▶ _Collection entries_

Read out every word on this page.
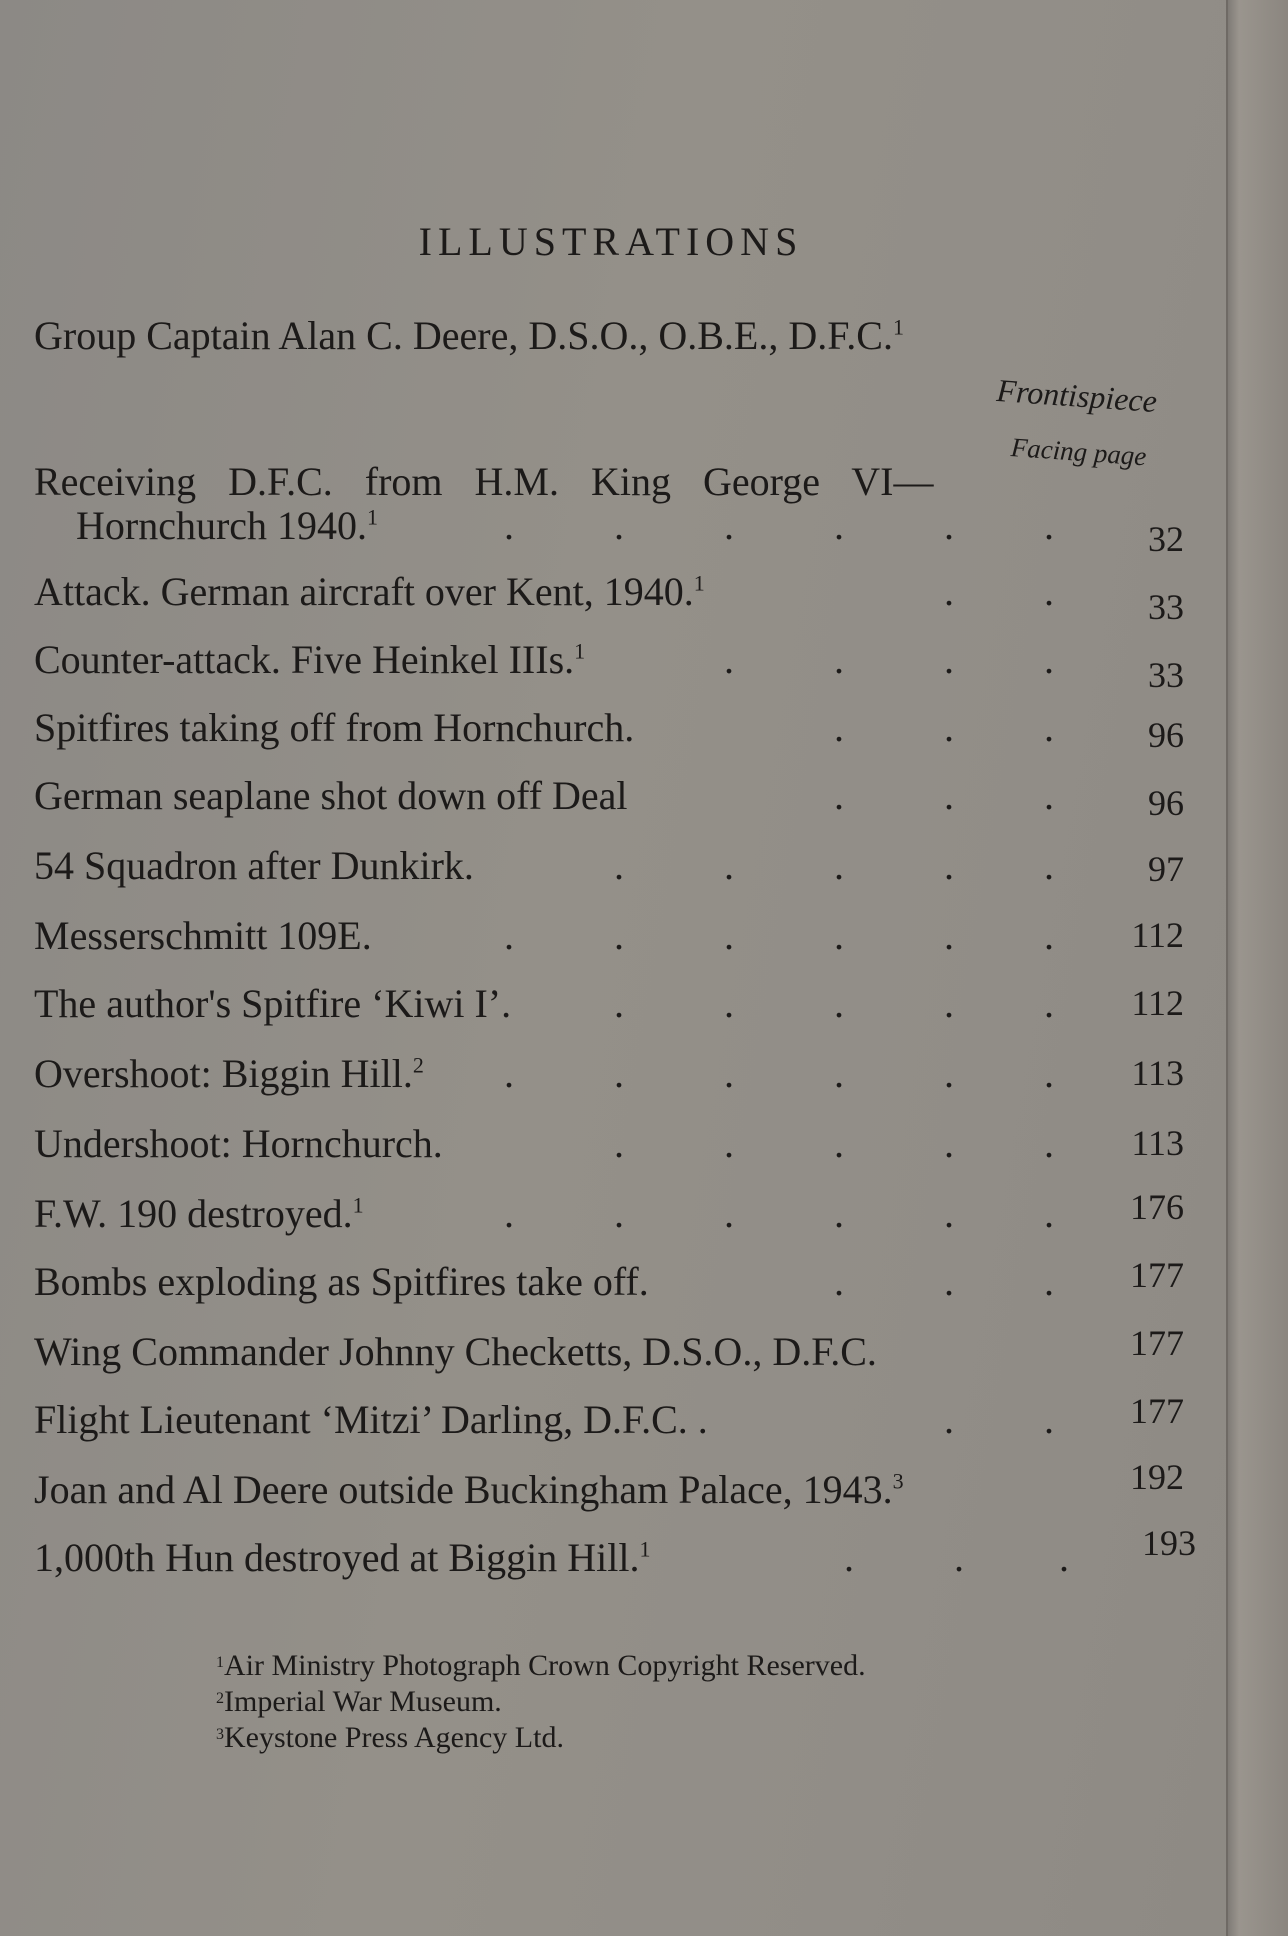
ILLUSTRATIONS
Group Captain Alan C. Deere, D.S.O., O.B.E., D.F.C.$^1$
Frontispiece
Facing page
Receiving D.F.C. from H.M. King George VI—
Hornchurch 1940.$^1$	.	.	.	.	. .	32
Attack. German aircraft over Kent, 1940.$^1$	. .	33
Counter-attack. Five Heinkel IIIs.$^1$	.	.	. .	33
Spitfires taking off from Hornchurch.	.	. .	96
German seaplane shot down off Deal	.	. .	96
54 Squadron after Dunkirk.	.	.	.	. .	97
Messerschmitt 109E.	.	.	.	.	. . 112
The author's Spitfire ‘Kiwi I’.	.	.	.	. . 112
Overshoot: Biggin Hill.$^2$ .	.	.	.	. . 113
Undershoot: Hornchurch.	.	.	.	. . 113
F.W. 190 destroyed.$^1$	.	.	.	.	. . 176
Bombs exploding as Spitfires take off.	.	. . 177
Wing Commander Johnny Checketts, D.S.O., D.F.C.	177
Flight Lieutenant ‘Mitzi’ Darling, D.F.C. .	. . 177
Joan and Al Deere outside Buckingham Palace, 1943.$^3$	192
1,000th Hun destroyed at Biggin Hill.$^1$	.	. . 193
$^1$Air Ministry Photograph Crown Copyright Reserved.
$^2$Imperial War Museum.
$^3$Keystone Press Agency Ltd.
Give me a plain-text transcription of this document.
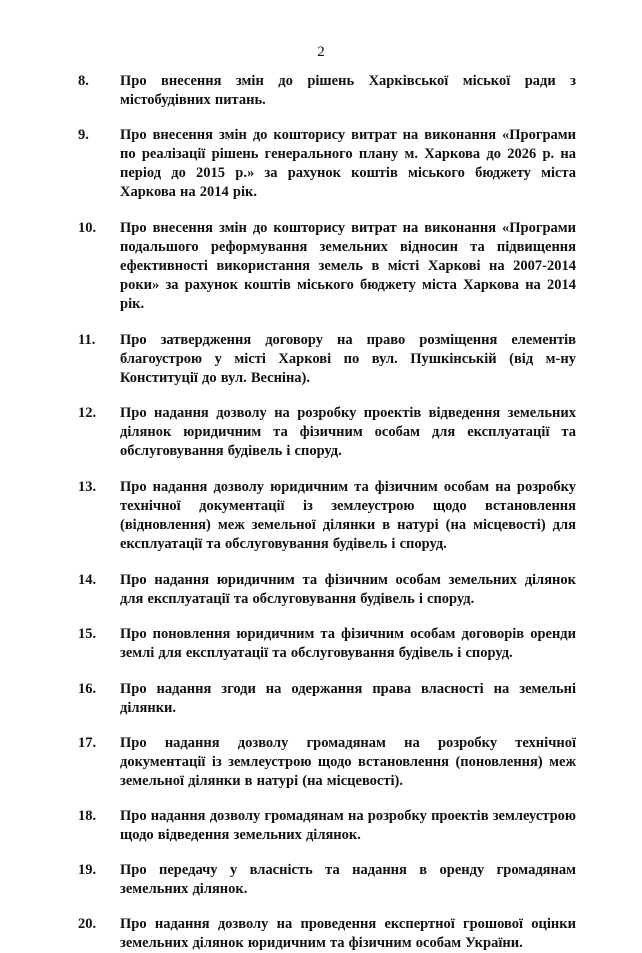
2
8.	Про внесення змін до рішень Харківської міської ради з містобудівних питань.
9.	Про внесення змін до кошторису витрат на виконання «Програми по реалізації рішень генерального плану м. Харкова до 2026 р. на період до 2015 р.» за рахунок коштів міського бюджету міста Харкова на 2014 рік.
10.	Про внесення змін до кошторису витрат на виконання «Програми подальшого реформування земельних відносин та підвищення ефективності використання земель в місті Харкові на 2007-2014 роки» за рахунок коштів міського бюджету міста Харкова на 2014 рік.
11.	Про затвердження договору на право розміщення елементів благоустрою у місті Харкові по вул. Пушкінській (від м-ну Конституції до вул. Весніна).
12.	Про надання дозволу на розробку проектів відведення земельних ділянок юридичним та фізичним особам для експлуатації та обслуговування будівель і споруд.
13.	Про надання дозволу юридичним та фізичним особам на розробку технічної документації із землеустрою щодо встановлення (відновлення) меж земельної ділянки в натурі (на місцевості) для експлуатації та обслуговування будівель і споруд.
14.	Про надання юридичним та фізичним особам земельних ділянок для експлуатації та обслуговування будівель і споруд.
15.	Про поновлення юридичним та фізичним особам договорів оренди землі для експлуатації та обслуговування будівель і споруд.
16.	Про надання згоди на одержання права власності на земельні ділянки.
17.	Про надання дозволу громадянам на розробку технічної документації із землеустрою щодо встановлення (поновлення) меж земельної ділянки в натурі (на місцевості).
18.	Про надання дозволу громадянам на розробку проектів землеустрою щодо відведення земельних ділянок.
19.	Про передачу у власність та надання в оренду громадянам земельних ділянок.
20.	Про надання дозволу на проведення експертної грошової оцінки земельних ділянок юридичним та фізичним особам України.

▶ _AIM_
Go through the material line by line. Show each line that contains the string "рішень".

▶ _SOLUTION FOR THIS EXERCISE_
8.	Про внесення змін до рішень Харківської міської ради з містобудівних питань.
9.	Про внесення змін до кошторису витрат на виконання «Програми по реалізації рішень генерального плану м. Харкова до 2026 р. на період до 2015 р.» за рахунок коштів міського бюджету міста Харкова на 2014 рік.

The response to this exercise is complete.